* Directive:
Output the full listing below exactly as it reads, and skip anything that is a picture.

━━━ Material provided ━━━

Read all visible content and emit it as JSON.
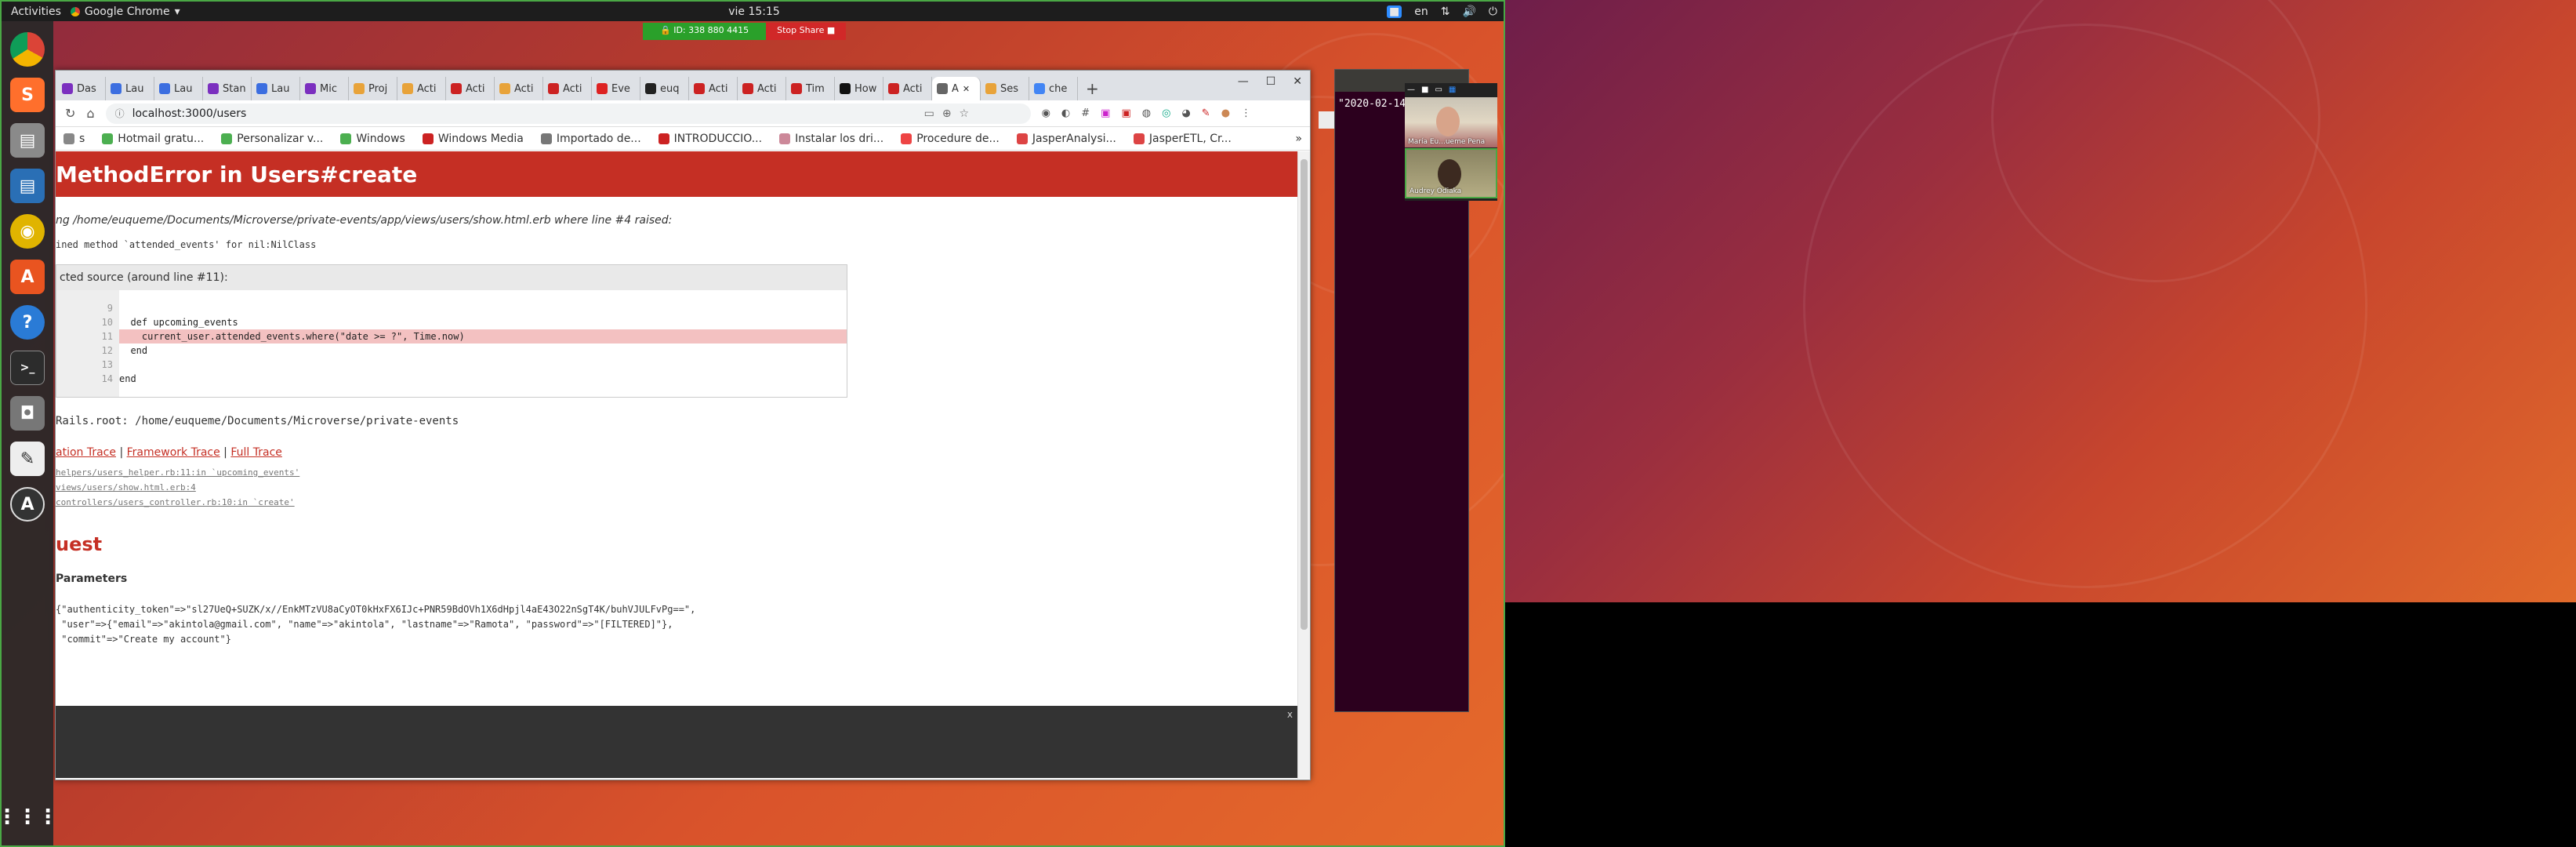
{
  "topbar": {
    "activities": "Activities",
    "app_name": "Google Chrome",
    "clock": "vie 15:15",
    "lang": "en"
  },
  "share": {
    "id_label": "ID: 338 880 4415",
    "stop_label": "Stop Share"
  },
  "browser": {
    "tabs": [
      {
        "label": "Das",
        "color": "#7b2fbf"
      },
      {
        "label": "Lau",
        "color": "#3c6ee0"
      },
      {
        "label": "Lau",
        "color": "#3c6ee0"
      },
      {
        "label": "Stan",
        "color": "#7b2fbf"
      },
      {
        "label": "Lau",
        "color": "#3c6ee0"
      },
      {
        "label": "Mic",
        "color": "#7b2fbf"
      },
      {
        "label": "Proj",
        "color": "#e8a33a"
      },
      {
        "label": "Acti",
        "color": "#e8a33a"
      },
      {
        "label": "Acti",
        "color": "#c22"
      },
      {
        "label": "Acti",
        "color": "#e8a33a"
      },
      {
        "label": "Acti",
        "color": "#c22"
      },
      {
        "label": "Eve",
        "color": "#d22"
      },
      {
        "label": "euq",
        "color": "#222"
      },
      {
        "label": "Acti",
        "color": "#c22"
      },
      {
        "label": "Acti",
        "color": "#c22"
      },
      {
        "label": "Tim",
        "color": "#c22"
      },
      {
        "label": "How",
        "color": "#111"
      },
      {
        "label": "Acti",
        "color": "#c22"
      },
      {
        "label": "A",
        "color": "#666"
      },
      {
        "label": "Ses",
        "color": "#e8a33a"
      },
      {
        "label": "che",
        "color": "#4285f4"
      }
    ],
    "url": "localhost:3000/users",
    "bookmarks": [
      {
        "label": "s",
        "color": "#888"
      },
      {
        "label": "Hotmail gratu...",
        "color": "#4caf50"
      },
      {
        "label": "Personalizar v...",
        "color": "#4caf50"
      },
      {
        "label": "Windows",
        "color": "#4caf50"
      },
      {
        "label": "Windows Media",
        "color": "#c22"
      },
      {
        "label": "Importado de...",
        "color": "#777"
      },
      {
        "label": "INTRODUCCIO...",
        "color": "#c22"
      },
      {
        "label": "Instalar los dri...",
        "color": "#c89"
      },
      {
        "label": "Procedure de...",
        "color": "#e44"
      },
      {
        "label": "JasperAnalysi...",
        "color": "#d44"
      },
      {
        "label": "JasperETL, Cr...",
        "color": "#d44"
      }
    ]
  },
  "error_page": {
    "title": "MethodError in Users#create",
    "raised_text": "ng /home/euqueme/Documents/Microverse/private-events/app/views/users/show.html.erb where line #4 raised:",
    "nomethod_text": "ined method `attended_events' for nil:NilClass",
    "source_header": "cted source (around line #11):",
    "line_numbers": [
      "9",
      "10",
      "11",
      "12",
      "13",
      "14"
    ],
    "source_lines": [
      "",
      "  def upcoming_events",
      "    current_user.attended_events.where(\"date >= ?\", Time.now)",
      "  end",
      "",
      "end"
    ],
    "rails_root": "Rails.root: /home/euqueme/Documents/Microverse/private-events",
    "trace_links": [
      "ation Trace",
      "Framework Trace",
      "Full Trace"
    ],
    "trace_items": [
      "helpers/users_helper.rb:11:in `upcoming_events'",
      "views/users/show.html.erb:4",
      "controllers/users_controller.rb:10:in `create'"
    ],
    "request_header": "uest",
    "params_header": "Parameters",
    "params_text": "{\"authenticity_token\"=>\"sl27UeQ+SUZK/x//EnkMTzVU8aCyOT0kHxFX6IJc+PNR59BdOVh1X6dHpjl4aE43O22nSgT4K/buhVJULFvPg==\",\n \"user\"=>{\"email\"=>\"akintola@gmail.com\", \"name\"=>\"akintola\", \"lastname\"=>\"Ramota\", \"password\"=>\"[FILTERED]\"},\n \"commit\"=>\"Create my account\"}",
    "console_close": "x"
  },
  "terminal": {
    "text": "\"2020-02-14 16:5"
  },
  "video": {
    "participant1": "María Eu...ueme Pena",
    "participant2": "Audrey Odiaka"
  },
  "colors": {
    "error_red": "#c52f24",
    "share_green": "#2aa02a",
    "share_red": "#d12828"
  }
}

━━━

* Exercise output:
Read all visible content and emit it as JSON.
{
  "topbar": {
    "activities": "Activities",
    "app_name": "Google Chrome",
    "clock": "vie 15:15",
    "lang": "en"
  },
  "share": {
    "id_label": "ID: 338 880 4415",
    "stop_label": "Stop Share"
  },
  "browser": {
    "tabs": [
      {
        "label": "Das",
        "color": "#7b2fbf"
      },
      {
        "label": "Lau",
        "color": "#3c6ee0"
      },
      {
        "label": "Lau",
        "color": "#3c6ee0"
      },
      {
        "label": "Stan",
        "color": "#7b2fbf"
      },
      {
        "label": "Lau",
        "color": "#3c6ee0"
      },
      {
        "label": "Mic",
        "color": "#7b2fbf"
      },
      {
        "label": "Proj",
        "color": "#e8a33a"
      },
      {
        "label": "Acti",
        "color": "#e8a33a"
      },
      {
        "label": "Acti",
        "color": "#c22"
      },
      {
        "label": "Acti",
        "color": "#e8a33a"
      },
      {
        "label": "Acti",
        "color": "#c22"
      },
      {
        "label": "Eve",
        "color": "#d22"
      },
      {
        "label": "euq",
        "color": "#222"
      },
      {
        "label": "Acti",
        "color": "#c22"
      },
      {
        "label": "Acti",
        "color": "#c22"
      },
      {
        "label": "Tim",
        "color": "#c22"
      },
      {
        "label": "How",
        "color": "#111"
      },
      {
        "label": "Acti",
        "color": "#c22"
      },
      {
        "label": "A",
        "color": "#666"
      },
      {
        "label": "Ses",
        "color": "#e8a33a"
      },
      {
        "label": "che",
        "color": "#4285f4"
      }
    ],
    "url": "localhost:3000/users",
    "bookmarks": [
      {
        "label": "s",
        "color": "#888"
      },
      {
        "label": "Hotmail gratu...",
        "color": "#4caf50"
      },
      {
        "label": "Personalizar v...",
        "color": "#4caf50"
      },
      {
        "label": "Windows",
        "color": "#4caf50"
      },
      {
        "label": "Windows Media",
        "color": "#c22"
      },
      {
        "label": "Importado de...",
        "color": "#777"
      },
      {
        "label": "INTRODUCCIO...",
        "color": "#c22"
      },
      {
        "label": "Instalar los dri...",
        "color": "#c89"
      },
      {
        "label": "Procedure de...",
        "color": "#e44"
      },
      {
        "label": "JasperAnalysi...",
        "color": "#d44"
      },
      {
        "label": "JasperETL, Cr...",
        "color": "#d44"
      }
    ]
  },
  "error_page": {
    "title": "MethodError in Users#create",
    "raised_text": "ng /home/euqueme/Documents/Microverse/private-events/app/views/users/show.html.erb where line #4 raised:",
    "nomethod_text": "ined method `attended_events' for nil:NilClass",
    "source_header": "cted source (around line #11):",
    "line_numbers": [
      "9",
      "10",
      "11",
      "12",
      "13",
      "14"
    ],
    "source_lines": [
      "",
      "  def upcoming_events",
      "    current_user.attended_events.where(\"date >= ?\", Time.now)",
      "  end",
      "",
      "end"
    ],
    "rails_root": "Rails.root: /home/euqueme/Documents/Microverse/private-events",
    "trace_links": [
      "ation Trace",
      "Framework Trace",
      "Full Trace"
    ],
    "trace_items": [
      "helpers/users_helper.rb:11:in `upcoming_events'",
      "views/users/show.html.erb:4",
      "controllers/users_controller.rb:10:in `create'"
    ],
    "request_header": "uest",
    "params_header": "Parameters",
    "params_text": "{\"authenticity_token\"=>\"sl27UeQ+SUZK/x//EnkMTzVU8aCyOT0kHxFX6IJc+PNR59BdOVh1X6dHpjl4aE43O22nSgT4K/buhVJULFvPg==\",\n \"user\"=>{\"email\"=>\"akintola@gmail.com\", \"name\"=>\"akintola\", \"lastname\"=>\"Ramota\", \"password\"=>\"[FILTERED]\"},\n \"commit\"=>\"Create my account\"}",
    "console_close": "x"
  },
  "terminal": {
    "text": "\"2020-02-14 16:5"
  },
  "video": {
    "participant1": "María Eu...ueme Pena",
    "participant2": "Audrey Odiaka"
  },
  "colors": {
    "error_red": "#c52f24",
    "share_green": "#2aa02a",
    "share_red": "#d12828"
  }
}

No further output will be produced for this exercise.